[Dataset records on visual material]
· · · ·

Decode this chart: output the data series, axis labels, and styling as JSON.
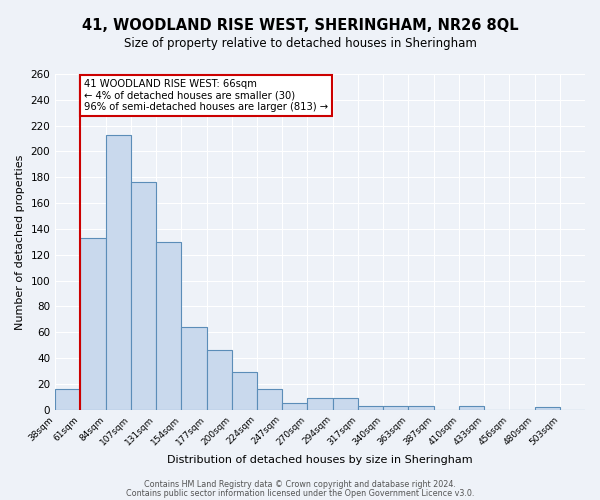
{
  "title": "41, WOODLAND RISE WEST, SHERINGHAM, NR26 8QL",
  "subtitle": "Size of property relative to detached houses in Sheringham",
  "xlabel": "Distribution of detached houses by size in Sheringham",
  "ylabel": "Number of detached properties",
  "bin_labels": [
    "38sqm",
    "61sqm",
    "84sqm",
    "107sqm",
    "131sqm",
    "154sqm",
    "177sqm",
    "200sqm",
    "224sqm",
    "247sqm",
    "270sqm",
    "294sqm",
    "317sqm",
    "340sqm",
    "363sqm",
    "387sqm",
    "410sqm",
    "433sqm",
    "456sqm",
    "480sqm",
    "503sqm"
  ],
  "bar_heights": [
    16,
    133,
    213,
    176,
    130,
    64,
    46,
    29,
    16,
    5,
    9,
    9,
    3,
    3,
    3,
    0,
    3,
    0,
    0,
    2,
    0
  ],
  "bar_color": "#c9d9ed",
  "bar_edge_color": "#5b8db8",
  "ylim": [
    0,
    260
  ],
  "yticks": [
    0,
    20,
    40,
    60,
    80,
    100,
    120,
    140,
    160,
    180,
    200,
    220,
    240,
    260
  ],
  "red_line_x": 1,
  "annotation_text": "41 WOODLAND RISE WEST: 66sqm\n← 4% of detached houses are smaller (30)\n96% of semi-detached houses are larger (813) →",
  "annotation_box_color": "#ffffff",
  "annotation_box_edge_color": "#cc0000",
  "footer_line1": "Contains HM Land Registry data © Crown copyright and database right 2024.",
  "footer_line2": "Contains public sector information licensed under the Open Government Licence v3.0.",
  "background_color": "#eef2f8",
  "grid_color": "#ffffff",
  "title_fontsize": 10.5,
  "subtitle_fontsize": 8.5
}
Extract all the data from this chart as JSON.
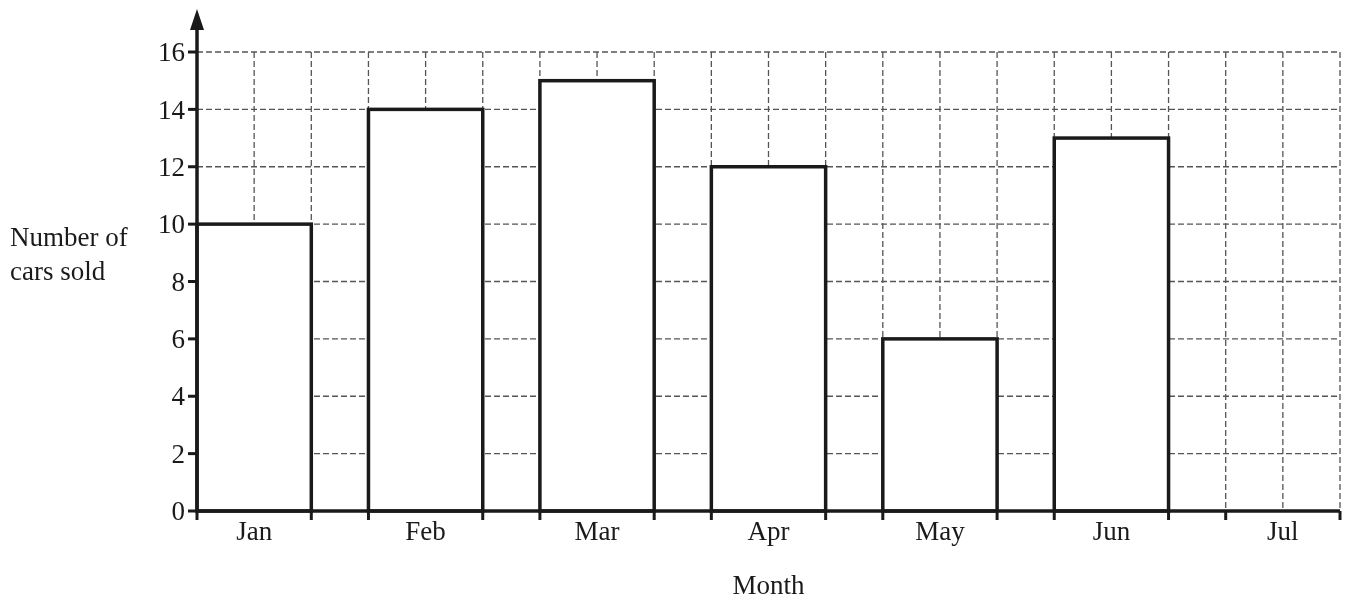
{
  "chart_data": {
    "type": "bar",
    "categories": [
      "Jan",
      "Feb",
      "Mar",
      "Apr",
      "May",
      "Jun",
      "Jul"
    ],
    "values": [
      10,
      14,
      15,
      12,
      6,
      13,
      null
    ],
    "color": "#ffffff",
    "xlabel": "Month",
    "ylabel": "Number of cars sold",
    "ylim": [
      0,
      16
    ],
    "yticks": [
      0,
      2,
      4,
      6,
      8,
      10,
      12,
      14,
      16
    ],
    "grid": true
  }
}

· · · ·

For the listing above, identify each line bearing "WOODLAND".

- _Result_
  "title": "41, WOODLAND RISE WEST, SHERINGHAM, NR26 8QL",
  "annotation_text": "41 WOODLAND RISE WEST: 66sqm\n← 4% of detached houses are smaller (30)\n96% of semi-detached houses are larger (813) →",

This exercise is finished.